— BEGIN Task input —

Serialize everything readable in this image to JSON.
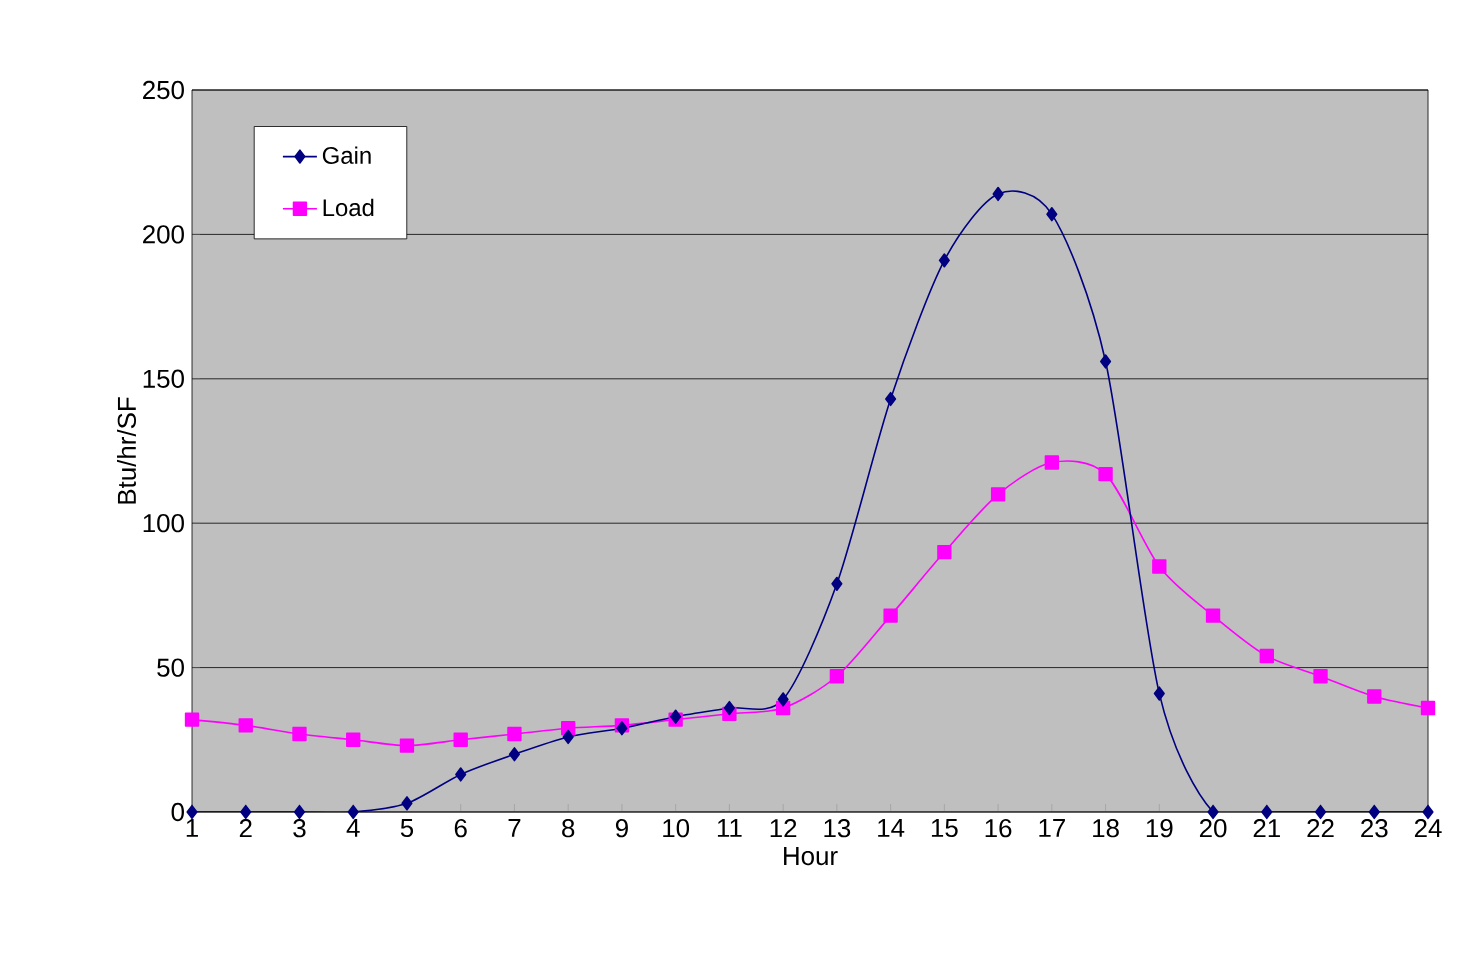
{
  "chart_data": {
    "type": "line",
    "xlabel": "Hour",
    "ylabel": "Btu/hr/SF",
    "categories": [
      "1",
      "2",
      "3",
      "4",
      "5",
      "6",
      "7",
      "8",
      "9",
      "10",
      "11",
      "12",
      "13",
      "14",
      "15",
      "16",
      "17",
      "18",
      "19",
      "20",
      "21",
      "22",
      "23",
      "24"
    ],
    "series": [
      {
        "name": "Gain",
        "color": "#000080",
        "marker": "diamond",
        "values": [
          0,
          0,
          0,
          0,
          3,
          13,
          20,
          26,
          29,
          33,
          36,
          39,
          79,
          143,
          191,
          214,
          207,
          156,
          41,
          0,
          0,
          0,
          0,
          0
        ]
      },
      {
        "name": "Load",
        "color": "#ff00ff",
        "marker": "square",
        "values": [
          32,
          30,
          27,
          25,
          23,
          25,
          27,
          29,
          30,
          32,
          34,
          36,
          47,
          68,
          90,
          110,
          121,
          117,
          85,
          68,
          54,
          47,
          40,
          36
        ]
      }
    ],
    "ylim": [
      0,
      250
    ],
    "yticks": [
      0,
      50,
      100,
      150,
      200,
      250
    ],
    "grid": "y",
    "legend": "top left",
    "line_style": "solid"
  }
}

— END Task input —
— BEGIN Task input —

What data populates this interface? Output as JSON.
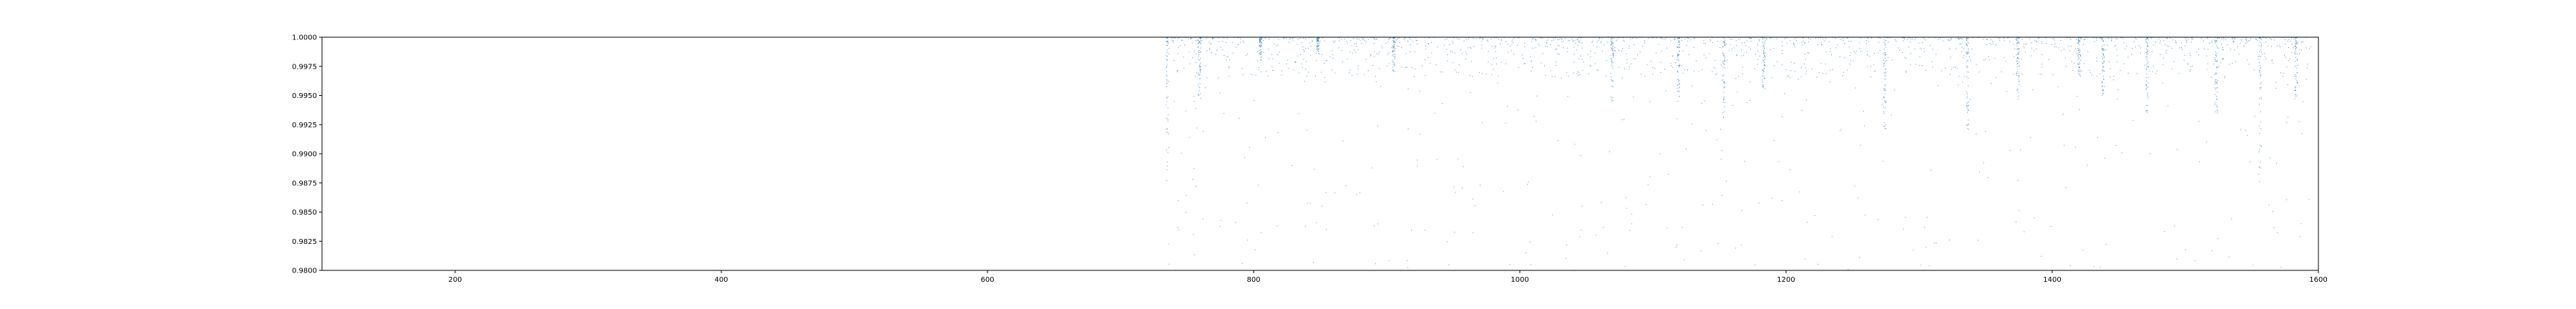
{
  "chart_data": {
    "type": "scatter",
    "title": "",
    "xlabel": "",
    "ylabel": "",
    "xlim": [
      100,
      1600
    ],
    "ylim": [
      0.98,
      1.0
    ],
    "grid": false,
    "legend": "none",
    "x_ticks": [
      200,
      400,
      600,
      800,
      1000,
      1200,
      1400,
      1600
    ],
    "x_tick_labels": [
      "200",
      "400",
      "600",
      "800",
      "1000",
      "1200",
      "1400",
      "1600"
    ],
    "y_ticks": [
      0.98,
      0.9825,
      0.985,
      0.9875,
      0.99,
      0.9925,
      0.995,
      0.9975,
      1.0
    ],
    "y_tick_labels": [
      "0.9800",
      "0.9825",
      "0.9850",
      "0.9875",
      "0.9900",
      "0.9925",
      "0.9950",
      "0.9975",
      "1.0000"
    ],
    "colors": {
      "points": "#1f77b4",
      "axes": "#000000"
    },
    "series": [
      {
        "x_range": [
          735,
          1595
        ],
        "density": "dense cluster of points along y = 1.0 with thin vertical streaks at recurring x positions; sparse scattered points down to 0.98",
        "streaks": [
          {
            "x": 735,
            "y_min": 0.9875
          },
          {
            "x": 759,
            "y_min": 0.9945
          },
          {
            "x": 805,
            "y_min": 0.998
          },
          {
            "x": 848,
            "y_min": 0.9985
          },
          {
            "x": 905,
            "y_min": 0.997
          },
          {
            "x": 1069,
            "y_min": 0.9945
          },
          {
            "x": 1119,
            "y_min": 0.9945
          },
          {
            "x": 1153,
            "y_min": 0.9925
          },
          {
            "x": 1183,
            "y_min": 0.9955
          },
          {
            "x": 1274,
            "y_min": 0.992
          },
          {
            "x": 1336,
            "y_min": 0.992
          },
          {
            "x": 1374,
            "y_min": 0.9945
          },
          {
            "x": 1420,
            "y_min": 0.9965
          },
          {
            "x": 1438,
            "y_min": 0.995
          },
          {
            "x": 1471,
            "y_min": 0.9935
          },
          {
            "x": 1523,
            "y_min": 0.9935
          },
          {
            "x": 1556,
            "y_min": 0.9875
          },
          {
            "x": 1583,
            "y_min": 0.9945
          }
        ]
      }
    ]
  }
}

— END Task input —

_Given instruction_: Tally the lines of the data that hold the string "points". Answer with the number and nothing more.

_Completed task_: 2